>>>>>

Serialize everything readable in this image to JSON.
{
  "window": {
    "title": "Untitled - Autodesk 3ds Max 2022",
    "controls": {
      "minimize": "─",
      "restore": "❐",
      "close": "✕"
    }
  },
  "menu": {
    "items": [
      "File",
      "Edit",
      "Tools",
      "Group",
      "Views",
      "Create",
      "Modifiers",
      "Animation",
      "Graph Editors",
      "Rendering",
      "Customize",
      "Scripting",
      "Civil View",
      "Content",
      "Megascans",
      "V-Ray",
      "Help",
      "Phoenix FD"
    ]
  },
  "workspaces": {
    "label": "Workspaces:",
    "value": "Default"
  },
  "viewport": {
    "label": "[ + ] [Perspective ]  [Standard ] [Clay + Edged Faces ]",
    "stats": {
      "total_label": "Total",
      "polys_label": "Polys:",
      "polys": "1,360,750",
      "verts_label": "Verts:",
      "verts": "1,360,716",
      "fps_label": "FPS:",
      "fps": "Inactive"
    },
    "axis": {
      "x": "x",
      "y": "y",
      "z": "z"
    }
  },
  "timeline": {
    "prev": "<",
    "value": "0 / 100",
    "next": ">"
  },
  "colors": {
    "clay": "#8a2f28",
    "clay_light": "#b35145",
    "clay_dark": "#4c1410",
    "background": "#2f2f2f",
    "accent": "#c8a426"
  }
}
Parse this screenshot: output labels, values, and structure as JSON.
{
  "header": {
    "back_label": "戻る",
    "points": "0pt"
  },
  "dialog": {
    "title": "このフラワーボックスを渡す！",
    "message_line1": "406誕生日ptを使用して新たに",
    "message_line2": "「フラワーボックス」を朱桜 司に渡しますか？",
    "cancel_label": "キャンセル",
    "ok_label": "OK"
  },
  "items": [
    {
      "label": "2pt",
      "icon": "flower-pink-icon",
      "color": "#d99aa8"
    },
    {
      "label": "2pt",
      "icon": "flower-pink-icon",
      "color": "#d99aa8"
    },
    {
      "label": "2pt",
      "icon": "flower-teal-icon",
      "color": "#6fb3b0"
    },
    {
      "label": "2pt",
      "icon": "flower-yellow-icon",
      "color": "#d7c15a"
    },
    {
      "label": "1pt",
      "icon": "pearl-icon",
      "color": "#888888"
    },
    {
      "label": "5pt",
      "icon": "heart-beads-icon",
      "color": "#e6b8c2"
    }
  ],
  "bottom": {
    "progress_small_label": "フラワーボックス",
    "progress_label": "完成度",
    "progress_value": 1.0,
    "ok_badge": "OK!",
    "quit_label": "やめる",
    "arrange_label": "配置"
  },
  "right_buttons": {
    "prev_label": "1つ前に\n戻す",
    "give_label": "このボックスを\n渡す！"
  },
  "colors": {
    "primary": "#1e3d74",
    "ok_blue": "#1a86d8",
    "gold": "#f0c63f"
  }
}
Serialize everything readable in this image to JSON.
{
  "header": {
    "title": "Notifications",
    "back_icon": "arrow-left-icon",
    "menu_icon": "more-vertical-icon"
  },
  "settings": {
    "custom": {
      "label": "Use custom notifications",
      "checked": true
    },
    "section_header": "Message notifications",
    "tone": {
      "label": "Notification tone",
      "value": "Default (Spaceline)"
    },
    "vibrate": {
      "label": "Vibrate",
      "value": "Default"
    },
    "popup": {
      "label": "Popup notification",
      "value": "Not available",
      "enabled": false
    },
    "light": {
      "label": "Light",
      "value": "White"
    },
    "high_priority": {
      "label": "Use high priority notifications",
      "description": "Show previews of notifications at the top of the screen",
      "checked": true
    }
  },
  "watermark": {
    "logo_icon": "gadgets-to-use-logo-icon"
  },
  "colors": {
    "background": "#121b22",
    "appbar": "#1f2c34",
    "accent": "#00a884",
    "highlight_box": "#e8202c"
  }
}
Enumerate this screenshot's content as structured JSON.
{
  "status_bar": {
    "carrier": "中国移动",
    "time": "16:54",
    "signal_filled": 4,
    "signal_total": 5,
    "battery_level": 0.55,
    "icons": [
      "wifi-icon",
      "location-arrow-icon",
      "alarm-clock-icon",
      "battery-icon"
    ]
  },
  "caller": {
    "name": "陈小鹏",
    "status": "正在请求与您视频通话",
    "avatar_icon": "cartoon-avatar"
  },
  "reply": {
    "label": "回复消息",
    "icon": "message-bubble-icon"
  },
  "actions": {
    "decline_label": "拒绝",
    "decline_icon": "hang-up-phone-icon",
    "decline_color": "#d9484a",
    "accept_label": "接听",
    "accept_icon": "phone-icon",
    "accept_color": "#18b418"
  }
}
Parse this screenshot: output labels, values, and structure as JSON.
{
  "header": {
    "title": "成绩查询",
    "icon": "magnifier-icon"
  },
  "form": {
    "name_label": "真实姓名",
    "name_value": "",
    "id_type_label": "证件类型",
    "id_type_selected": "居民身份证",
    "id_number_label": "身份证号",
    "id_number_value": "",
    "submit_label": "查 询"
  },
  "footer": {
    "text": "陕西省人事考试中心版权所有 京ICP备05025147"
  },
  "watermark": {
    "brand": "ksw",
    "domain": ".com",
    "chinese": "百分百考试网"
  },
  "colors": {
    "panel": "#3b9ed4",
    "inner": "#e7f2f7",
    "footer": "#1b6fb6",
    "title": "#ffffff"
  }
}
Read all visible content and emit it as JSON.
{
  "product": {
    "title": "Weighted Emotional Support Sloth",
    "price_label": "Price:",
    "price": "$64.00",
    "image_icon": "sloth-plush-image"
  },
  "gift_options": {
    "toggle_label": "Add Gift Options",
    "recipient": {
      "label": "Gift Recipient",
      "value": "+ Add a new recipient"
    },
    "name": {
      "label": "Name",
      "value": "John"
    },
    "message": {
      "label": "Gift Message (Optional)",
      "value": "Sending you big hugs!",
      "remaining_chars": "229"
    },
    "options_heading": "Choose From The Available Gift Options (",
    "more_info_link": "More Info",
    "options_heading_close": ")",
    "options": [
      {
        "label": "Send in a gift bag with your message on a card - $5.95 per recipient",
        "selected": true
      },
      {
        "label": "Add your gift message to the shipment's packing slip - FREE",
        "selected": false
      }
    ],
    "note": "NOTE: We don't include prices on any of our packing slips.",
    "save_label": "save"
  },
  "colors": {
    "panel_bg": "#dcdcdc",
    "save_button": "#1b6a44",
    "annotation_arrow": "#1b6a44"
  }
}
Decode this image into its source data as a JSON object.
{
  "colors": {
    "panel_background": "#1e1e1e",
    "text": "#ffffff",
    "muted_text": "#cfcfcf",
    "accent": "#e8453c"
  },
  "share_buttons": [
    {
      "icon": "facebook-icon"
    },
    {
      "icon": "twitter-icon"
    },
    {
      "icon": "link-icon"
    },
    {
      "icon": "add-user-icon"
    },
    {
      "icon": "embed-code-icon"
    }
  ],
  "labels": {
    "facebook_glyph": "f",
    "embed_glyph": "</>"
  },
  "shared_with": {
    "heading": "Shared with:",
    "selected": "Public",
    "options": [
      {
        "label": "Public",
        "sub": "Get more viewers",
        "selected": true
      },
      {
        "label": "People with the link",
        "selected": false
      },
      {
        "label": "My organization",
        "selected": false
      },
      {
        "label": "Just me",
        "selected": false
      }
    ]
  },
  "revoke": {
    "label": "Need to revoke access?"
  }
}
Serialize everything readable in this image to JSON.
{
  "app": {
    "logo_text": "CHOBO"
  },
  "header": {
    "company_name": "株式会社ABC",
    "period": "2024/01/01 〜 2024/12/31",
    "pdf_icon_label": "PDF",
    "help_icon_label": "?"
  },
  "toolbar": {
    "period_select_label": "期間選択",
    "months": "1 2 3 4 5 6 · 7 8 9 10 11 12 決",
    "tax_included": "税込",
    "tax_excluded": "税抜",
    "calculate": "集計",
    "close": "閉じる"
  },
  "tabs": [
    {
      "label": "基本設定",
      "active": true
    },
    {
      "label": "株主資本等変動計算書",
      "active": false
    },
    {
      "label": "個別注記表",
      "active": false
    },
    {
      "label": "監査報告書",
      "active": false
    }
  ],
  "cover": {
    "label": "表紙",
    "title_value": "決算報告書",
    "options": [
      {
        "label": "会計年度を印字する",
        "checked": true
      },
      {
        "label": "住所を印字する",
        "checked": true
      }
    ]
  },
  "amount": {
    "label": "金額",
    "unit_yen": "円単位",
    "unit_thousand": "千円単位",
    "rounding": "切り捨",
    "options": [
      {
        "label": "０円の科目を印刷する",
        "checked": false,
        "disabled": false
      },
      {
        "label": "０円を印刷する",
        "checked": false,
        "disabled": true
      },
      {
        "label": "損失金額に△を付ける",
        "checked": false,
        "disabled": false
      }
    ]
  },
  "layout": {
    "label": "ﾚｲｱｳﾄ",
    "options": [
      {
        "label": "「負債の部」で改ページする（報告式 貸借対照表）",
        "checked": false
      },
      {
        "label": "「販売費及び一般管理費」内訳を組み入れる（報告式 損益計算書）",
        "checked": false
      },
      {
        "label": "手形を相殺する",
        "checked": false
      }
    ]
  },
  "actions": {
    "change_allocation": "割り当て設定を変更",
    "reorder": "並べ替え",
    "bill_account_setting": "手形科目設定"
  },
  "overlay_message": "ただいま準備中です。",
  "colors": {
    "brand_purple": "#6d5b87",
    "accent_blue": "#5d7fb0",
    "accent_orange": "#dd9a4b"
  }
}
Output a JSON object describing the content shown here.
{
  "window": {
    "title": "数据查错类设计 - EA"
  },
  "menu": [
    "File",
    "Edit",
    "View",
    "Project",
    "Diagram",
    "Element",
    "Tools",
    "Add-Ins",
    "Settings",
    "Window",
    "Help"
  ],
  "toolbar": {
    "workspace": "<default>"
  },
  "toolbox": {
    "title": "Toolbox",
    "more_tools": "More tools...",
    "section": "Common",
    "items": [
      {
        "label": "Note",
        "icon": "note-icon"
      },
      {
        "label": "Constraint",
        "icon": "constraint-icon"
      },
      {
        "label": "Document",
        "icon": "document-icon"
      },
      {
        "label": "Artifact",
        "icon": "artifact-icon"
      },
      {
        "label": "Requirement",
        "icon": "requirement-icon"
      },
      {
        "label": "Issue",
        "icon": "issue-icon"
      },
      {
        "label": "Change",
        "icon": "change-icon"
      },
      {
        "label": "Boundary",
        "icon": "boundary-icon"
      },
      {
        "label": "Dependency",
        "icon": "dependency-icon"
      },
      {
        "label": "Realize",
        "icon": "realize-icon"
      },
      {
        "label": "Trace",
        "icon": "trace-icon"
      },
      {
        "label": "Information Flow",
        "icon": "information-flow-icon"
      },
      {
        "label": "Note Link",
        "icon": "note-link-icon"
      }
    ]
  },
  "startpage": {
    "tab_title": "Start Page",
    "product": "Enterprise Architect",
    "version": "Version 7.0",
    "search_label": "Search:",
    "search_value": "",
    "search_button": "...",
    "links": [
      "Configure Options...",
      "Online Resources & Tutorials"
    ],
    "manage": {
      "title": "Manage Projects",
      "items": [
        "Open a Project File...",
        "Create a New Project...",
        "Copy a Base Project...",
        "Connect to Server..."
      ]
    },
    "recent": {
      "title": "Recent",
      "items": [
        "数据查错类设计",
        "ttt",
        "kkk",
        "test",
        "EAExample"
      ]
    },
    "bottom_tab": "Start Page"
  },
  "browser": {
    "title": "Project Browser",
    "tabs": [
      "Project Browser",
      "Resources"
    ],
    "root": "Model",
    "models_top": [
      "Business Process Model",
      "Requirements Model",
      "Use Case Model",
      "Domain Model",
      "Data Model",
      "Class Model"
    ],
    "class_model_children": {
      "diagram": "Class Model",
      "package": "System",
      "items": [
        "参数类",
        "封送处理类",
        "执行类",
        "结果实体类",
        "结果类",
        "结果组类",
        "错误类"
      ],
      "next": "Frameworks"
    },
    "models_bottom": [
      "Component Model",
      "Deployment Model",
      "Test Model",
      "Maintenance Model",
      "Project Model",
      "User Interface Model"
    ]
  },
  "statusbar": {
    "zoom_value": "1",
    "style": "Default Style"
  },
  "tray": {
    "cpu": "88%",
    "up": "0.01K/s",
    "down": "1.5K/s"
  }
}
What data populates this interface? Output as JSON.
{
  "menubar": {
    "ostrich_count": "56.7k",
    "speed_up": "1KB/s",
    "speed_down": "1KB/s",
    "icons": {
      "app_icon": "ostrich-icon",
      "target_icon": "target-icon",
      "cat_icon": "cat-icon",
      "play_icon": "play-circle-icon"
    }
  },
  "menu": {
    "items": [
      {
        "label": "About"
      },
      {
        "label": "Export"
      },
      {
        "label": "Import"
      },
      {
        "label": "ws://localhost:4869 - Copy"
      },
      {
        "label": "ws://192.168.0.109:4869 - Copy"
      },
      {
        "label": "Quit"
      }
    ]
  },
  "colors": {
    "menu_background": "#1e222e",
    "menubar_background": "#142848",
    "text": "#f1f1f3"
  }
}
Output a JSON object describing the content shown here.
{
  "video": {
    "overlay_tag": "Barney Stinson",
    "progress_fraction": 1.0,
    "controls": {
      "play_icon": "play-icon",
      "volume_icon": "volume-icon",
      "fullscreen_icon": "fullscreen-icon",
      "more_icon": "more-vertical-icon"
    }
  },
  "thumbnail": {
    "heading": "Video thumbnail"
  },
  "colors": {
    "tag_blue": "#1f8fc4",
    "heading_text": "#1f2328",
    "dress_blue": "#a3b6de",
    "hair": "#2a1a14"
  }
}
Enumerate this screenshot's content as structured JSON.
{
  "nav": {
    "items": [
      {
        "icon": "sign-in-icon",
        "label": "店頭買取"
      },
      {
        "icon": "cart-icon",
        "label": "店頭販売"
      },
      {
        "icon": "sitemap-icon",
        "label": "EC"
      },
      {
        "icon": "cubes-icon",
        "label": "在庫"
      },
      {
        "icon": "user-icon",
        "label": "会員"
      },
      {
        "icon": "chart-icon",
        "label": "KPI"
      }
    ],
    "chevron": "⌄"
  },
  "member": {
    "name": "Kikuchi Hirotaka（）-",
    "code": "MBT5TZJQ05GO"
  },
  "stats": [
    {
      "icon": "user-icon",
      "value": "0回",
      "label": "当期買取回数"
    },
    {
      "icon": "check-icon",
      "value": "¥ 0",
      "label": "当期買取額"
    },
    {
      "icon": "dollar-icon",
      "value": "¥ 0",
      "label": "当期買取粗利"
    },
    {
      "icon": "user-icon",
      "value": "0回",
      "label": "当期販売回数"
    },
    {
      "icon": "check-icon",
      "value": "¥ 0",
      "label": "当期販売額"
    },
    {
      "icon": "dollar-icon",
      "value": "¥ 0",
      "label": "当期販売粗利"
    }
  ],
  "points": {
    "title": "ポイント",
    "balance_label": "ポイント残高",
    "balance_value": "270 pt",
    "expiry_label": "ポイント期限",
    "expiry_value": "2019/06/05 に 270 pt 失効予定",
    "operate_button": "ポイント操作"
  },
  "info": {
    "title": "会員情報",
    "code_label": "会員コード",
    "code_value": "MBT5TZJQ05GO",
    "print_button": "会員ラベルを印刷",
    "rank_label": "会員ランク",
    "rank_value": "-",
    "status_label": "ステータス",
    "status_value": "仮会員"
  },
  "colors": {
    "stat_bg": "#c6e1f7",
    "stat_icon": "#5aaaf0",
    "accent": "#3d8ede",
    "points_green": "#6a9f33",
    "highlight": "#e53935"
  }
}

<<<<<

◆ Short task ◆
For the listing above, give the number of lines in which the string "play" occurs, and nothing else.

◆ Task output ◆
2